Dataset items:
□ □ □ □

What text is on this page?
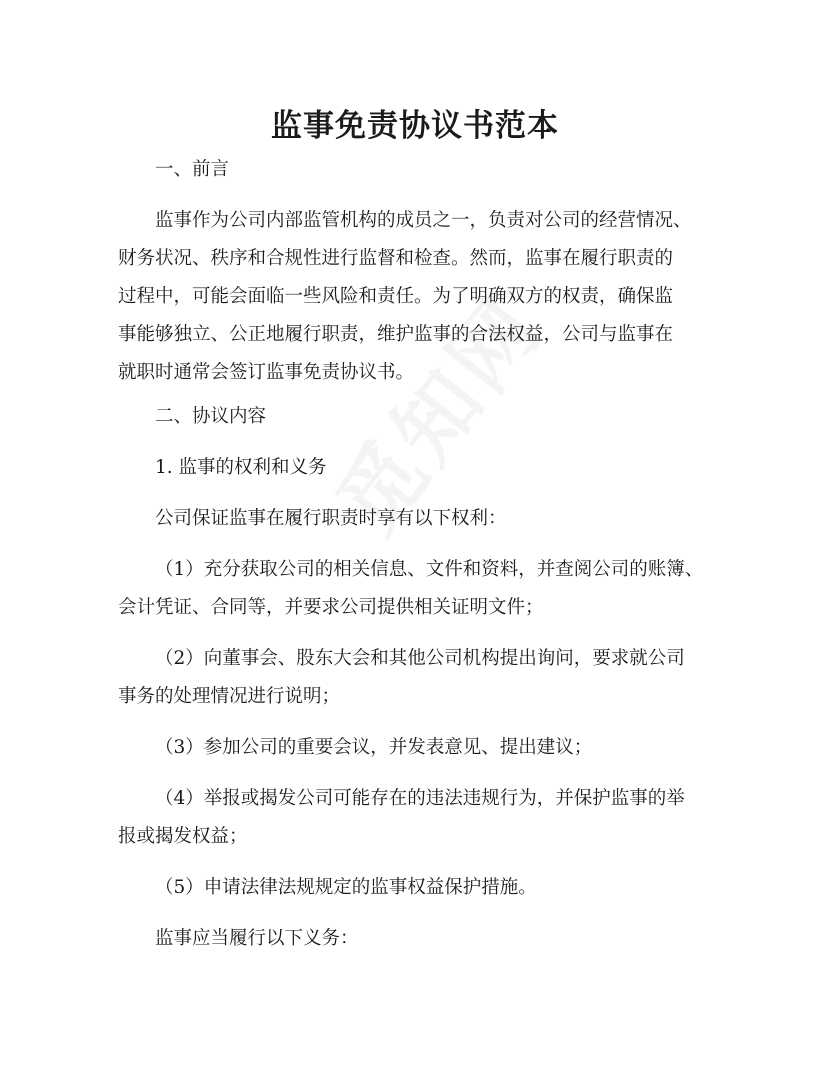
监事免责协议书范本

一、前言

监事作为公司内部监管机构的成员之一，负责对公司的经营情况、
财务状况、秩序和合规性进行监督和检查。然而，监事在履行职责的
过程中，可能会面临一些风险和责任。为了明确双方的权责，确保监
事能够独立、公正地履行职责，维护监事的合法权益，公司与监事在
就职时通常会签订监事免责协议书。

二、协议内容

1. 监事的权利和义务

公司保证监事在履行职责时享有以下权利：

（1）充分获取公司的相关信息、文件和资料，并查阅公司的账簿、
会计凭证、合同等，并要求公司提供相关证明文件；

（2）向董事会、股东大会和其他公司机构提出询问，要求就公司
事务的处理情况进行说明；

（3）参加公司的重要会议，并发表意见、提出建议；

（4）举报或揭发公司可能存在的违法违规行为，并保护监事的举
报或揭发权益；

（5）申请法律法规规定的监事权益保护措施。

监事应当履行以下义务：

□ □ □ □

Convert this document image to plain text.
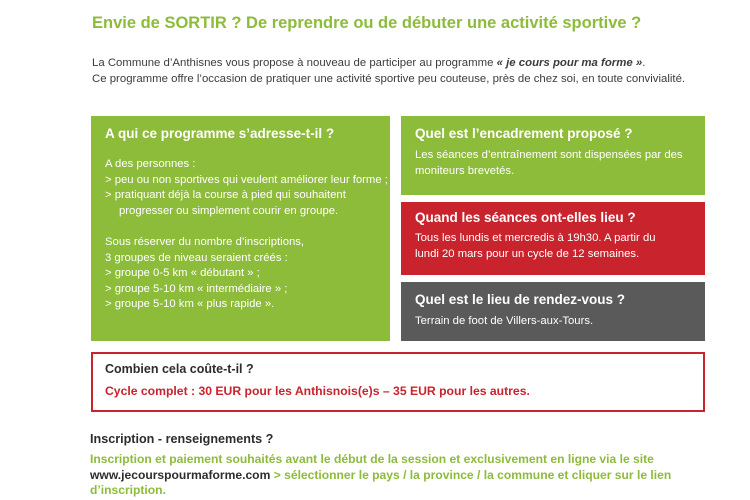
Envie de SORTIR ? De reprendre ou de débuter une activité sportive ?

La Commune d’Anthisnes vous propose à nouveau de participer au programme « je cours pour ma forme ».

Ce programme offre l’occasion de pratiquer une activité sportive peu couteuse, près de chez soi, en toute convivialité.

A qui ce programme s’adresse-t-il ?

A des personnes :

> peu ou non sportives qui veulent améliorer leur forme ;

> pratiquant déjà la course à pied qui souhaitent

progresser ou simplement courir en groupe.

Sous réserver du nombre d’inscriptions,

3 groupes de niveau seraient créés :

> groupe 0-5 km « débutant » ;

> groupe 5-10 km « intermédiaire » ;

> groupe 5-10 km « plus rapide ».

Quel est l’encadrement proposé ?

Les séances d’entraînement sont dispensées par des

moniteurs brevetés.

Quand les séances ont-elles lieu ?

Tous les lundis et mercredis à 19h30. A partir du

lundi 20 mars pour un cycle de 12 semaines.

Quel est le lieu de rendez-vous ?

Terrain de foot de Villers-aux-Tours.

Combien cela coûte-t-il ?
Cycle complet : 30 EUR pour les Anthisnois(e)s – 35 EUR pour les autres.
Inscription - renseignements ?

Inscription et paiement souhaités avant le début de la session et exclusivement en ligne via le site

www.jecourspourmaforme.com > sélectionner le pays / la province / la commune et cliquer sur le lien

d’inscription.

□ □ □ □

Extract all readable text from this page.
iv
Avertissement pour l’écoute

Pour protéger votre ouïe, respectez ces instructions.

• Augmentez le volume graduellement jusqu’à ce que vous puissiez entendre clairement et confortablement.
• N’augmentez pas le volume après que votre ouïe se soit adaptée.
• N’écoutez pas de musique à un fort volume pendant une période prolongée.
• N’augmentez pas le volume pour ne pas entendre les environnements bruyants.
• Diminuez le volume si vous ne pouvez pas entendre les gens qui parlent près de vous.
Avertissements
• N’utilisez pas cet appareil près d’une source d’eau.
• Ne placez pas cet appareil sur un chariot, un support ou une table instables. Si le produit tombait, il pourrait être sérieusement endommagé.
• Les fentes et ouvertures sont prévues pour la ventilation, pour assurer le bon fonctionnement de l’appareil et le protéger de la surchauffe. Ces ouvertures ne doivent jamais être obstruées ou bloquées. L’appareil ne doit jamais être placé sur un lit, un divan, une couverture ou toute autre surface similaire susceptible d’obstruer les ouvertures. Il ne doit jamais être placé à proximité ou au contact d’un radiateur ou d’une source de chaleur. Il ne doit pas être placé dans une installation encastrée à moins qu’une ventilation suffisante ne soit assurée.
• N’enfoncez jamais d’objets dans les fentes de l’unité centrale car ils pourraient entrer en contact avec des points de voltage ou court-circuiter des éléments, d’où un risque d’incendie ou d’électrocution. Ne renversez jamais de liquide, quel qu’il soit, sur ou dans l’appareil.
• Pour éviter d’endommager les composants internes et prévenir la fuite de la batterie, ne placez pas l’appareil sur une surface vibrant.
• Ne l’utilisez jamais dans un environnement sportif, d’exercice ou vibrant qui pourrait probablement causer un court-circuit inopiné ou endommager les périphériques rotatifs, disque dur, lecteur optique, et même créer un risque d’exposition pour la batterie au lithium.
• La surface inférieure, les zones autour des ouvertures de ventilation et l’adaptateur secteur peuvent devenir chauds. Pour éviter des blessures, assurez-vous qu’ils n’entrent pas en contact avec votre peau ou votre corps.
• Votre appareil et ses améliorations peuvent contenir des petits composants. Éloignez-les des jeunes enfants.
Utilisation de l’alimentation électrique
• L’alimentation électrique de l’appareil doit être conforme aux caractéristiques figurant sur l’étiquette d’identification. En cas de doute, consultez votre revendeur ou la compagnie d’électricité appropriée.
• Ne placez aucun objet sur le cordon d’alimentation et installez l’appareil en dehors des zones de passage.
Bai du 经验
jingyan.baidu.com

□ □ □ □

Required task - Only lines with "utilisez" are wanted here; list each of them.

Response -
• N’utilisez pas cet appareil près d’une source d’eau.
• Ne l’utilisez jamais dans un environnement sportif, d’exercice ou vibrant qui pourrait probablement causer un court-circuit inopiné ou endommager les périphériques rotatifs, disque dur, lecteur optique, et même créer un risque d’exposition pour la batterie au lithium.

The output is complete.